* _TASK INSTRUCTIONS_
Search the data for the string "della" and gather each line it is in.

* _EXERCISE MATERIAL_
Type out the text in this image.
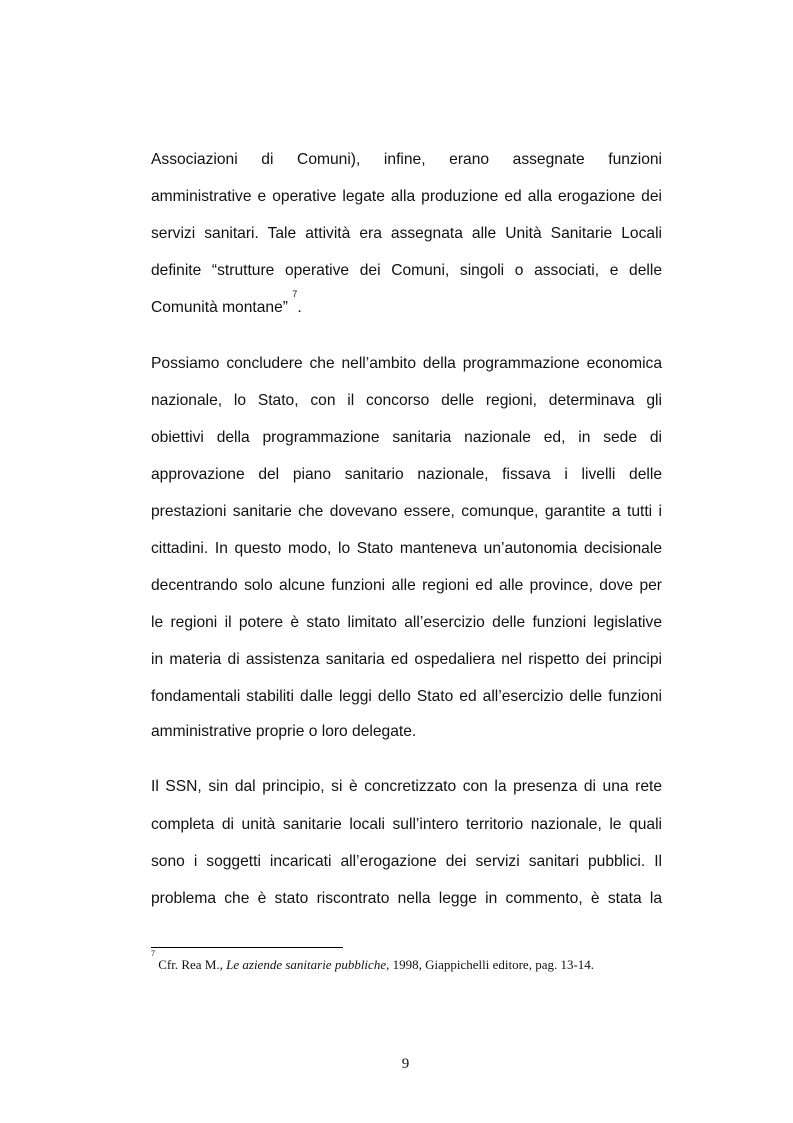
Associazioni di Comuni), infine, erano assegnate funzioni
amministrative e operative legate alla produzione ed alla erogazione dei
servizi sanitari. Tale attività era assegnata alle Unità Sanitarie Locali
definite “strutture operative dei Comuni, singoli o associati, e delle
Comunità montane” $^7$.
Possiamo concludere che nell’ambito della programmazione economica
nazionale, lo Stato, con il concorso delle regioni, determinava gli
obiettivi della programmazione sanitaria nazionale ed, in sede di
approvazione del piano sanitario nazionale, fissava i livelli delle
prestazioni sanitarie che dovevano essere, comunque, garantite a tutti i
cittadini. In questo modo, lo Stato manteneva un’autonomia decisionale
decentrando solo alcune funzioni alle regioni ed alle province, dove per
le regioni il potere è stato limitato all’esercizio delle funzioni legislative
in materia di assistenza sanitaria ed ospedaliera nel rispetto dei principi
fondamentali stabiliti dalle leggi dello Stato ed all’esercizio delle funzioni
amministrative proprie o loro delegate.
Il SSN, sin dal principio, si è concretizzato con la presenza di una rete
completa di unità sanitarie locali sull’intero territorio nazionale, le quali
sono i soggetti incaricati all’erogazione dei servizi sanitari pubblici. Il
problema che è stato riscontrato nella legge in commento, è stata la
$^7$ Cfr. Rea M., Le aziende sanitarie pubbliche, 1998, Giappichelli editore, pag. 13-14.
9
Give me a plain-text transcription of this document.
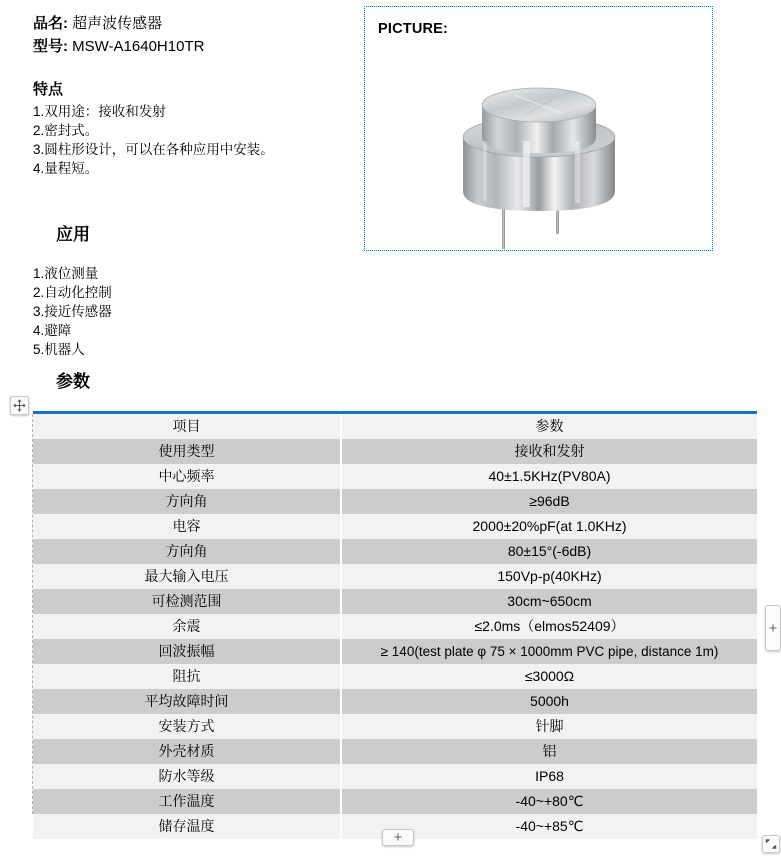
品名: 超声波传感器
型号: MSW-A1640H10TR
特点
1.双用途：接收和发射
2.密封式。
3.圆柱形设计，可以在各种应用中安装。
4.量程短。
应用
1.液位测量
2.自动化控制
3.接近传感器
4.避障
5.机器人
参数
PICTURE:
项目	参数
使用类型	接收和发射
中心频率	40±1.5KHz(PV80A)
方向角	≥96dB
电容	2000±20%pF(at 1.0KHz)
方向角	80±15°(-6dB)
最大输入电压	150Vp-p(40KHz)
可检测范围	30cm~650cm
余震	≤2.0ms（elmos52409）
回波振幅	≥ 140(test plate φ 75 × 1000mm PVC pipe, distance 1m)
阻抗	≤3000Ω
平均故障时间	5000h
安装方式	针脚
外壳材质	铝
防水等级	IP68
工作温度	-40~+80℃
储存温度	-40~+85℃
+
+
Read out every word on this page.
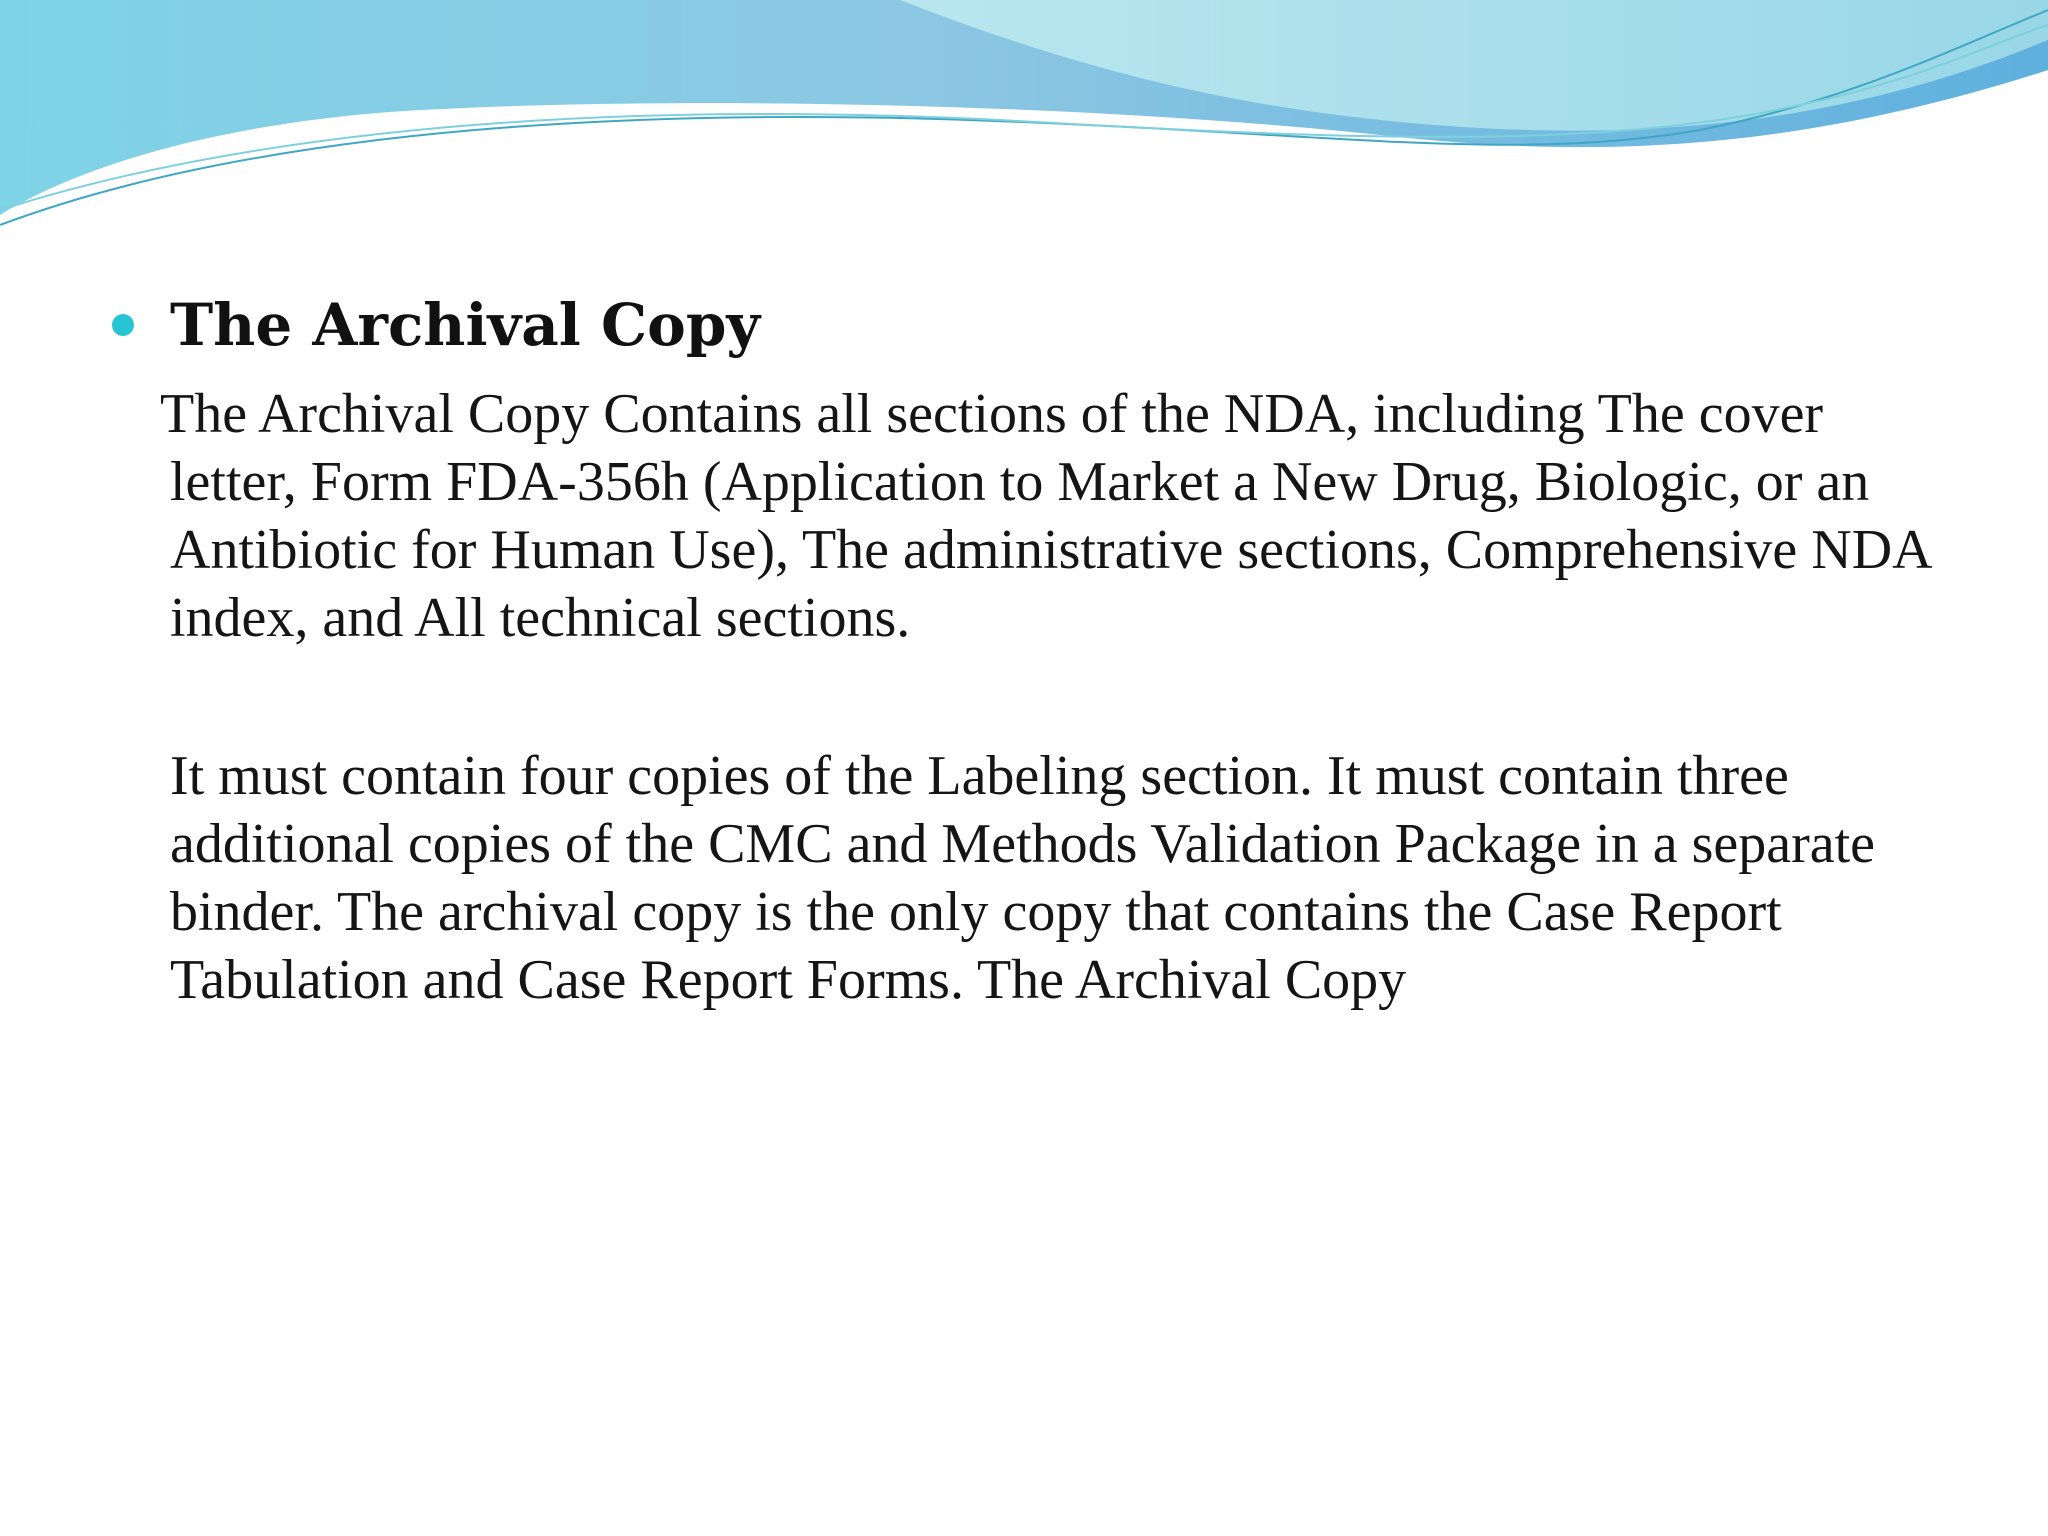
The Archival Copy
The Archival Copy Contains all sections of the NDA, including The cover letter, Form FDA-356h (Application to Market a New Drug, Biologic, or an Antibiotic for Human Use), The administrative sections, Comprehensive NDA index, and All technical sections.
It must contain four copies of the Labeling section. It must contain three additional copies of the CMC and Methods Validation Package in a separate binder. The archival copy is the only copy that contains the Case Report Tabulation and Case Report Forms. The Archival Copy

* _RESULT FOR THIS TASK_
Possiamo concludere che nell’ambito della programmazione economica
obiettivi della programmazione sanitaria nazionale ed, in sede di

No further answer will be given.